Problem to solve -> Read the lines below. Copy out any that hold the string "pháp".

Stored items
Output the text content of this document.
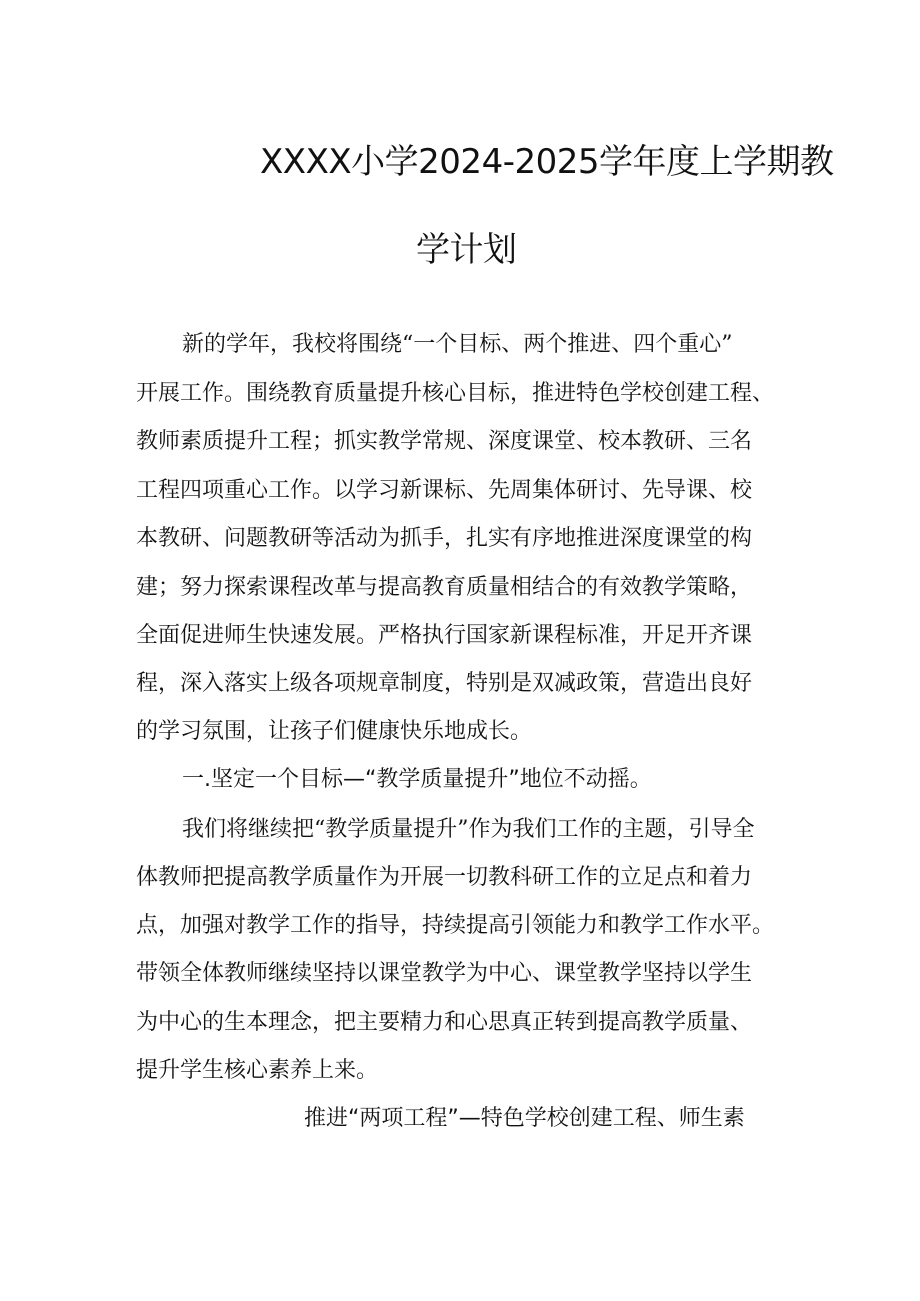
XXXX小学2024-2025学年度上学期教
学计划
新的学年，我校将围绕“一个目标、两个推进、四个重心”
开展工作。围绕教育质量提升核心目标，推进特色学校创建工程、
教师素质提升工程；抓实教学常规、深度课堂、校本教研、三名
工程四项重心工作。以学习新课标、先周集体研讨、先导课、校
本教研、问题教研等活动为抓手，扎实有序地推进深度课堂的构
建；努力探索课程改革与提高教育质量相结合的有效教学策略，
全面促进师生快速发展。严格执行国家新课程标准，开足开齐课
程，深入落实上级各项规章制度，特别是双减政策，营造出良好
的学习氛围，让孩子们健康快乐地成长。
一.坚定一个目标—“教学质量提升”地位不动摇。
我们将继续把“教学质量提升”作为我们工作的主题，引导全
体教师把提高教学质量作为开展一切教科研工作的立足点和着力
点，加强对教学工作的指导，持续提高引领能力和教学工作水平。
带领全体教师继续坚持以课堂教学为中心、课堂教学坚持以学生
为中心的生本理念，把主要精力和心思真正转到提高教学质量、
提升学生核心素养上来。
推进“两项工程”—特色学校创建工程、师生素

...

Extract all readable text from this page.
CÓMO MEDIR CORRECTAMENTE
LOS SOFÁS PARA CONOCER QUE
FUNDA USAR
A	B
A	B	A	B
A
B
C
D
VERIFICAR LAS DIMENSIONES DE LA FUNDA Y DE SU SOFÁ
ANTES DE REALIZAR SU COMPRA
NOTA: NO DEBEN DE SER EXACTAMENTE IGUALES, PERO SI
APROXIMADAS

==

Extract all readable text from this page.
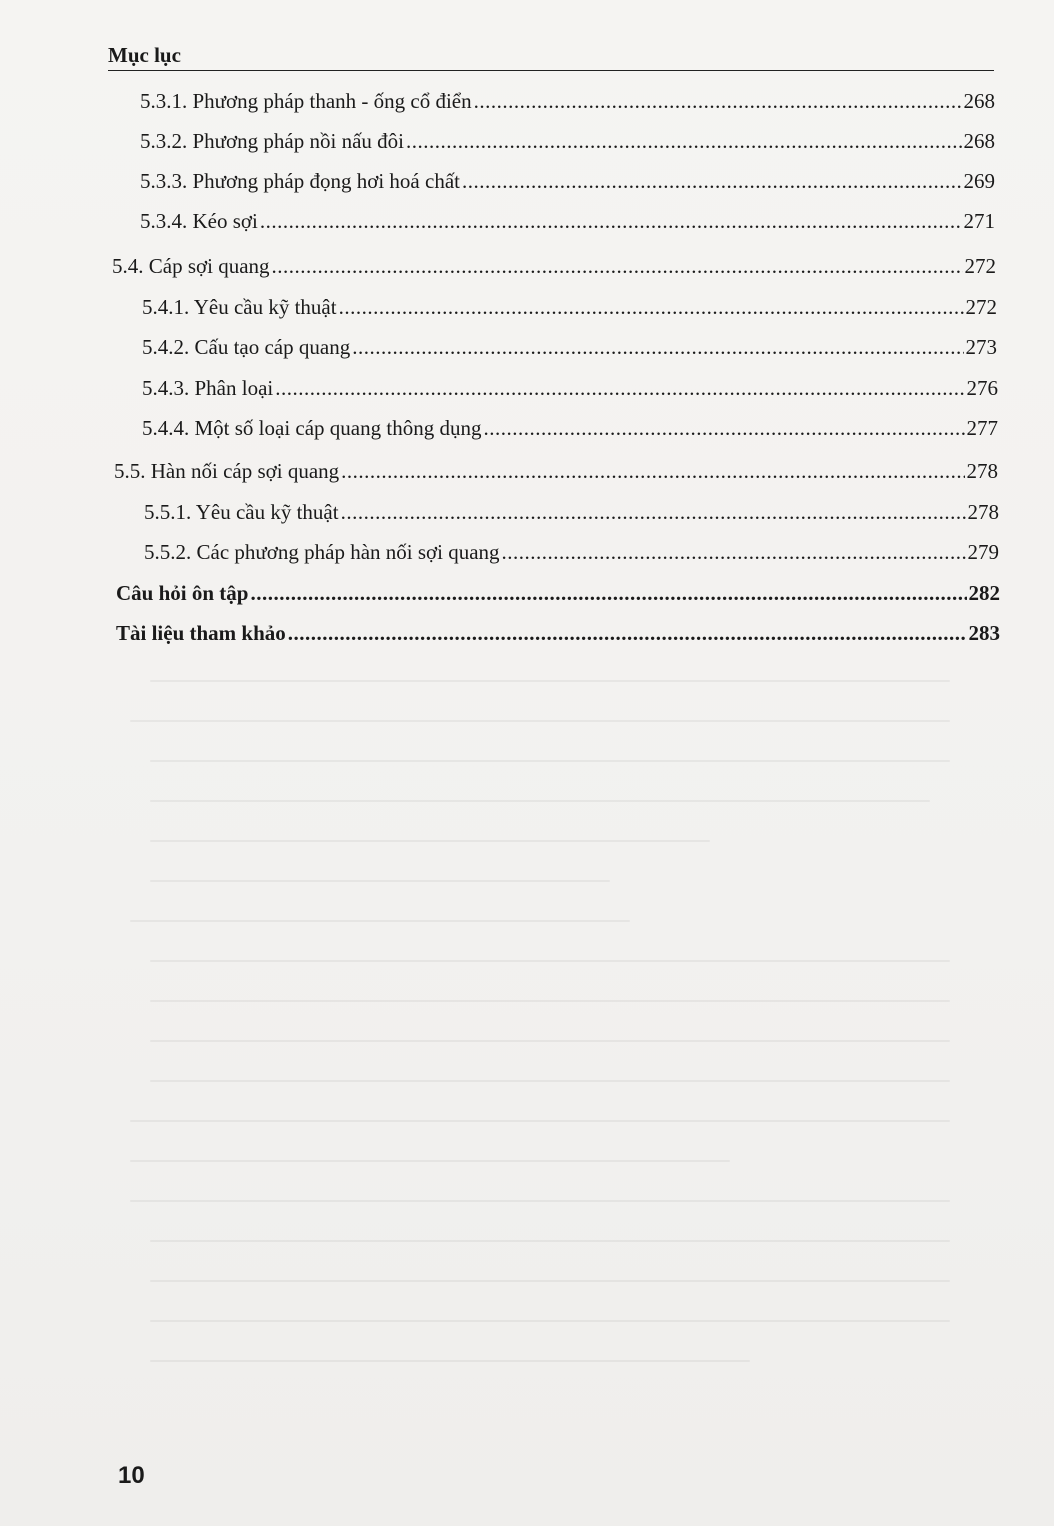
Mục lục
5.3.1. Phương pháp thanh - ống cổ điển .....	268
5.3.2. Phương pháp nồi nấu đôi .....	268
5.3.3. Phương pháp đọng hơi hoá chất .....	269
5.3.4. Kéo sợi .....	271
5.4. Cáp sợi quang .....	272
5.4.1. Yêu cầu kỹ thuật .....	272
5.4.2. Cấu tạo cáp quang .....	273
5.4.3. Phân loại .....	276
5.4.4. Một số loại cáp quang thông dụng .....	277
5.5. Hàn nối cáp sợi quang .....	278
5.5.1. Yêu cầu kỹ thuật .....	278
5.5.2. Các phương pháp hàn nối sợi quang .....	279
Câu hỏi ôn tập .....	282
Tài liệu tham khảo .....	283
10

Exercise solution ->
5.3.1. Phương pháp thanh - ống cổ điển .....	268
5.3.2. Phương pháp nồi nấu đôi .....	268
5.3.3. Phương pháp đọng hơi hoá chất .....	269
5.5.2. Các phương pháp hàn nối sợi quang .....	279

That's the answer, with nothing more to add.